What you need to do -
Without the images, write out all of the following entries exactly.

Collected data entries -
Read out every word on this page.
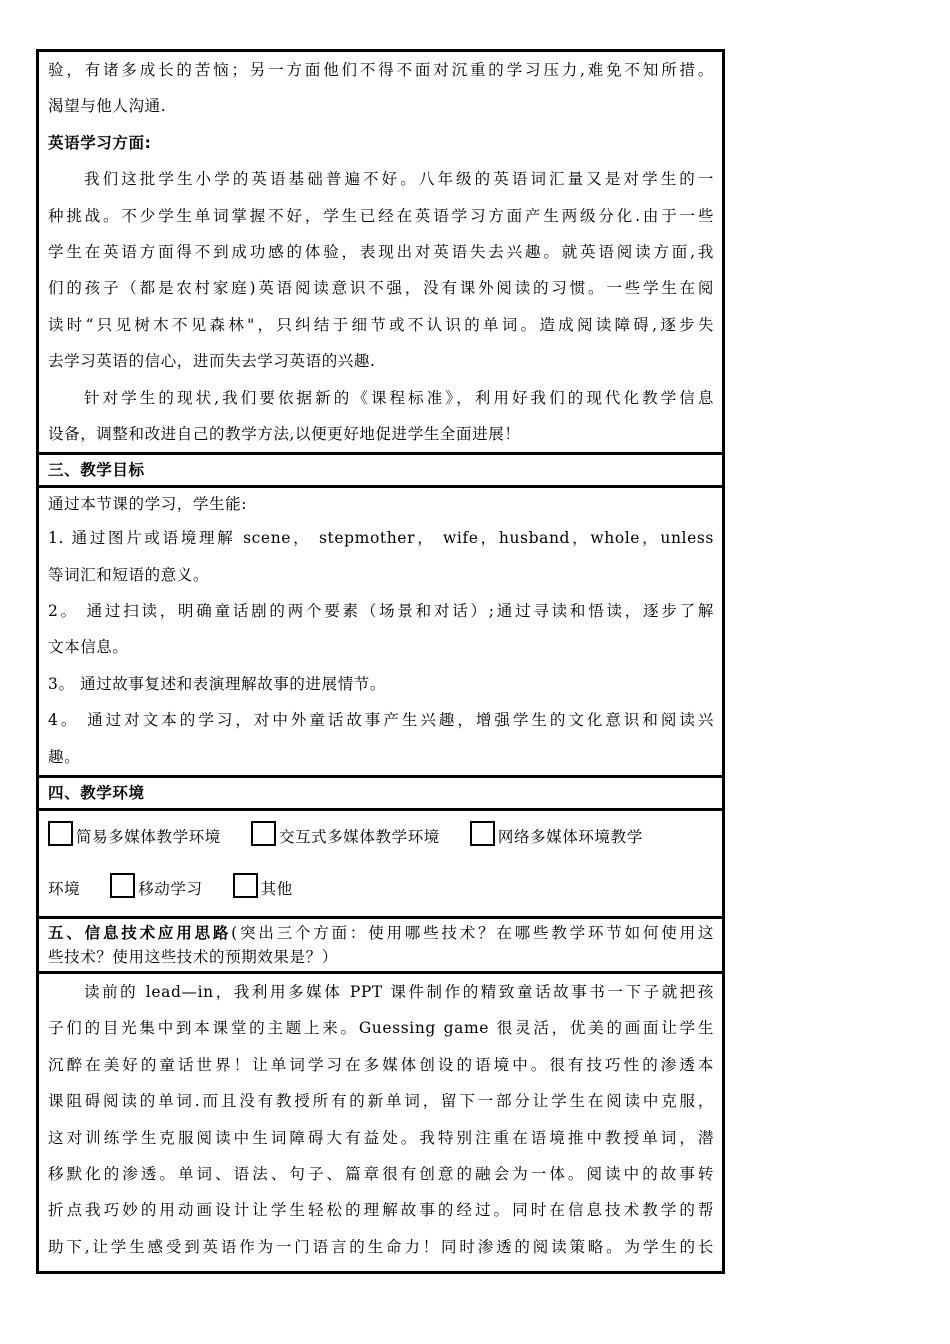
验，有诸多成长的苦恼；另一方面他们不得不面对沉重的学习压力,难免不知所措。
渴望与他人沟通.
英语学习方面:
我们这批学生小学的英语基础普遍不好。八年级的英语词汇量又是对学生的一
种挑战。不少学生单词掌握不好，学生已经在英语学习方面产生两级分化.由于一些
学生在英语方面得不到成功感的体验，表现出对英语失去兴趣。就英语阅读方面,我
们的孩子（都是农村家庭)英语阅读意识不强，没有课外阅读的习惯。一些学生在阅
读时“只见树木不见森林"，只纠结于细节或不认识的单词。造成阅读障碍,逐步失
去学习英语的信心，进而失去学习英语的兴趣.
针对学生的现状,我们要依据新的《课程标准》，利用好我们的现代化教学信息
设备，调整和改进自己的教学方法,以便更好地促进学生全面进展！
三、教学目标
通过本节课的学习，学生能:
1. 通过图片或语境理解 scene， stepmother， wife，husband，whole，unless
等词汇和短语的意义。
2。 通过扫读，明确童话剧的两个要素（场景和对话）;通过寻读和悟读，逐步了解
文本信息。
3。 通过故事复述和表演理解故事的进展情节。
4。 通过对文本的学习，对中外童话故事产生兴趣，增强学生的文化意识和阅读兴
趣。
四、教学环境
简易多媒体教学环境	交互式多媒体教学环境	网络多媒体环境教学
环境	移动学习	其他
五、信息技术应用思路(突出三个方面：使用哪些技术？在哪些教学环节如何使用这
些技术？使用这些技术的预期效果是？）
读前的 lead—in，我利用多媒体 PPT 课件制作的精致童话故事书一下子就把孩
子们的目光集中到本课堂的主题上来。Guessing game 很灵活，优美的画面让学生
沉醉在美好的童话世界！让单词学习在多媒体创设的语境中。很有技巧性的渗透本
课阻碍阅读的单词.而且没有教授所有的新单词，留下一部分让学生在阅读中克服，
这对训练学生克服阅读中生词障碍大有益处。我特别注重在语境推中教授单词，潜
移默化的渗透。单词、语法、句子、篇章很有创意的融会为一体。阅读中的故事转
折点我巧妙的用动画设计让学生轻松的理解故事的经过。同时在信息技术教学的帮
助下,让学生感受到英语作为一门语言的生命力！同时渗透的阅读策略。为学生的长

Task answer -
Read out every word on this page.
验，有诸多成长的苦恼；另一方面他们不得不面对沉重的学习压力,难免不知所措。
渴望与他人沟通.
英语学习方面:
我们这批学生小学的英语基础普遍不好。八年级的英语词汇量又是对学生的一
种挑战。不少学生单词掌握不好，学生已经在英语学习方面产生两级分化.由于一些
学生在英语方面得不到成功感的体验，表现出对英语失去兴趣。就英语阅读方面,我
们的孩子（都是农村家庭)英语阅读意识不强，没有课外阅读的习惯。一些学生在阅
读时“只见树木不见森林"，只纠结于细节或不认识的单词。造成阅读障碍,逐步失
去学习英语的信心，进而失去学习英语的兴趣.
针对学生的现状,我们要依据新的《课程标准》，利用好我们的现代化教学信息
设备，调整和改进自己的教学方法,以便更好地促进学生全面进展！
三、教学目标
通过本节课的学习，学生能:
1. 通过图片或语境理解 scene， stepmother， wife，husband，whole，unless
等词汇和短语的意义。
2。 通过扫读，明确童话剧的两个要素（场景和对话）;通过寻读和悟读，逐步了解
文本信息。
3。 通过故事复述和表演理解故事的进展情节。
4。 通过对文本的学习，对中外童话故事产生兴趣，增强学生的文化意识和阅读兴
趣。
四、教学环境
简易多媒体教学环境	交互式多媒体教学环境	网络多媒体环境教学
环境	移动学习	其他
五、信息技术应用思路(突出三个方面：使用哪些技术？在哪些教学环节如何使用这
些技术？使用这些技术的预期效果是？）
读前的 lead—in，我利用多媒体 PPT 课件制作的精致童话故事书一下子就把孩
子们的目光集中到本课堂的主题上来。Guessing game 很灵活，优美的画面让学生
沉醉在美好的童话世界！让单词学习在多媒体创设的语境中。很有技巧性的渗透本
课阻碍阅读的单词.而且没有教授所有的新单词，留下一部分让学生在阅读中克服，
这对训练学生克服阅读中生词障碍大有益处。我特别注重在语境推中教授单词，潜
移默化的渗透。单词、语法、句子、篇章很有创意的融会为一体。阅读中的故事转
折点我巧妙的用动画设计让学生轻松的理解故事的经过。同时在信息技术教学的帮
助下,让学生感受到英语作为一门语言的生命力！同时渗透的阅读策略。为学生的长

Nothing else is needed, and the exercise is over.